Stored data entries
** BEGIN **
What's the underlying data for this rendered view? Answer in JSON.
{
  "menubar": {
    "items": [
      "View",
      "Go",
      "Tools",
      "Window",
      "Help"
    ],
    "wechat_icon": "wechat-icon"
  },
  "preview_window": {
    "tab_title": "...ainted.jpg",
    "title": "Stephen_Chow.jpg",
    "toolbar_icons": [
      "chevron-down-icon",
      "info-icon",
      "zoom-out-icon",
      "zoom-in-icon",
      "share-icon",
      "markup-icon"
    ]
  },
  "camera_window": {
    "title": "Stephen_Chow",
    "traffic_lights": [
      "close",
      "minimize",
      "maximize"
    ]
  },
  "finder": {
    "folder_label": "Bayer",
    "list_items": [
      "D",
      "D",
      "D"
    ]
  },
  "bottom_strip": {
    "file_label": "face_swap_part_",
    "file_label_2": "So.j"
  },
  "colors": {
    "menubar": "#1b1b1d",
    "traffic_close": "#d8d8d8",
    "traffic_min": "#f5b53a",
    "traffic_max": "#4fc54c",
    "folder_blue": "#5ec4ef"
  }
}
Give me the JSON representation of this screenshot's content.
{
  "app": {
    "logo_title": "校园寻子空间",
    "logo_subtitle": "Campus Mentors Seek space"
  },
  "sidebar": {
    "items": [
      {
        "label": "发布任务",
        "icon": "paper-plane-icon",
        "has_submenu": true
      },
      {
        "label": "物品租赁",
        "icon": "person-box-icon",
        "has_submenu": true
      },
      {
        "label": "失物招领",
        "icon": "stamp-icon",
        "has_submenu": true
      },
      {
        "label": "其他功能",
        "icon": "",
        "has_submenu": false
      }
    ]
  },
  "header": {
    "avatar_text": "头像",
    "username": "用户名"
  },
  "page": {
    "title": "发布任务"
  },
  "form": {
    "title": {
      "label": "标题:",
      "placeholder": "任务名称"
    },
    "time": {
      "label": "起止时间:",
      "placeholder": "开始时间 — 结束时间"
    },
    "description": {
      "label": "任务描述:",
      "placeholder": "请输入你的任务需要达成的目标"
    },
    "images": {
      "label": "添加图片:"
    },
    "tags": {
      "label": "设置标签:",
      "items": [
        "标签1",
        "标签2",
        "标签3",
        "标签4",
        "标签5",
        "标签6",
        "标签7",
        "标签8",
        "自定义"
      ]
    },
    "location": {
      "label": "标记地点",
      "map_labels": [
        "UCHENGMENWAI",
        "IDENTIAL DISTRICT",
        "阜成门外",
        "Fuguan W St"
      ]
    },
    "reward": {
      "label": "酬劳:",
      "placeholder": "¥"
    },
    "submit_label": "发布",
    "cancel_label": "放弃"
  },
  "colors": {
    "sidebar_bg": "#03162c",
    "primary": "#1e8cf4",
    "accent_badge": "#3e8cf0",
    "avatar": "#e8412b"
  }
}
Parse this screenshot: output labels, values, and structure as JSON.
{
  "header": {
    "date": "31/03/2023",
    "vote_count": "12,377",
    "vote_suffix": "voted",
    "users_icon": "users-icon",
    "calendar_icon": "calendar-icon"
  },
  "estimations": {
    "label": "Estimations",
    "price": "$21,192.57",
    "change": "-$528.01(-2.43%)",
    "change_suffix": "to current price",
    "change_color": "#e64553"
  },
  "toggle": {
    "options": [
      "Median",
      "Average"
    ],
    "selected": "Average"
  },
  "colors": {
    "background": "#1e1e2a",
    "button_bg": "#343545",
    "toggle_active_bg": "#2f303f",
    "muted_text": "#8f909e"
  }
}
** END **
Stated exercise: Type the material above out again, exactly.

Output for this task:
What's the underlying data for this rendered view? Answer in JSON.
{
  "menubar": {
    "items": [
      "View",
      "Go",
      "Tools",
      "Window",
      "Help"
    ],
    "wechat_icon": "wechat-icon"
  },
  "preview_window": {
    "tab_title": "...ainted.jpg",
    "title": "Stephen_Chow.jpg",
    "toolbar_icons": [
      "chevron-down-icon",
      "info-icon",
      "zoom-out-icon",
      "zoom-in-icon",
      "share-icon",
      "markup-icon"
    ]
  },
  "camera_window": {
    "title": "Stephen_Chow",
    "traffic_lights": [
      "close",
      "minimize",
      "maximize"
    ]
  },
  "finder": {
    "folder_label": "Bayer",
    "list_items": [
      "D",
      "D",
      "D"
    ]
  },
  "bottom_strip": {
    "file_label": "face_swap_part_",
    "file_label_2": "So.j"
  },
  "colors": {
    "menubar": "#1b1b1d",
    "traffic_close": "#d8d8d8",
    "traffic_min": "#f5b53a",
    "traffic_max": "#4fc54c",
    "folder_blue": "#5ec4ef"
  }
}
Give me the JSON representation of this screenshot's content.
{
  "app": {
    "logo_title": "校园寻子空间",
    "logo_subtitle": "Campus Mentors Seek space"
  },
  "sidebar": {
    "items": [
      {
        "label": "发布任务",
        "icon": "paper-plane-icon",
        "has_submenu": true
      },
      {
        "label": "物品租赁",
        "icon": "person-box-icon",
        "has_submenu": true
      },
      {
        "label": "失物招领",
        "icon": "stamp-icon",
        "has_submenu": true
      },
      {
        "label": "其他功能",
        "icon": "",
        "has_submenu": false
      }
    ]
  },
  "header": {
    "avatar_text": "头像",
    "username": "用户名"
  },
  "page": {
    "title": "发布任务"
  },
  "form": {
    "title": {
      "label": "标题:",
      "placeholder": "任务名称"
    },
    "time": {
      "label": "起止时间:",
      "placeholder": "开始时间 — 结束时间"
    },
    "description": {
      "label": "任务描述:",
      "placeholder": "请输入你的任务需要达成的目标"
    },
    "images": {
      "label": "添加图片:"
    },
    "tags": {
      "label": "设置标签:",
      "items": [
        "标签1",
        "标签2",
        "标签3",
        "标签4",
        "标签5",
        "标签6",
        "标签7",
        "标签8",
        "自定义"
      ]
    },
    "location": {
      "label": "标记地点",
      "map_labels": [
        "UCHENGMENWAI",
        "IDENTIAL DISTRICT",
        "阜成门外",
        "Fuguan W St"
      ]
    },
    "reward": {
      "label": "酬劳:",
      "placeholder": "¥"
    },
    "submit_label": "发布",
    "cancel_label": "放弃"
  },
  "colors": {
    "sidebar_bg": "#03162c",
    "primary": "#1e8cf4",
    "accent_badge": "#3e8cf0",
    "avatar": "#e8412b"
  }
}
Parse this screenshot: output labels, values, and structure as JSON.
{
  "header": {
    "date": "31/03/2023",
    "vote_count": "12,377",
    "vote_suffix": "voted",
    "users_icon": "users-icon",
    "calendar_icon": "calendar-icon"
  },
  "estimations": {
    "label": "Estimations",
    "price": "$21,192.57",
    "change": "-$528.01(-2.43%)",
    "change_suffix": "to current price",
    "change_color": "#e64553"
  },
  "toggle": {
    "options": [
      "Median",
      "Average"
    ],
    "selected": "Average"
  },
  "colors": {
    "background": "#1e1e2a",
    "button_bg": "#343545",
    "toggle_active_bg": "#2f303f",
    "muted_text": "#8f909e"
  }
}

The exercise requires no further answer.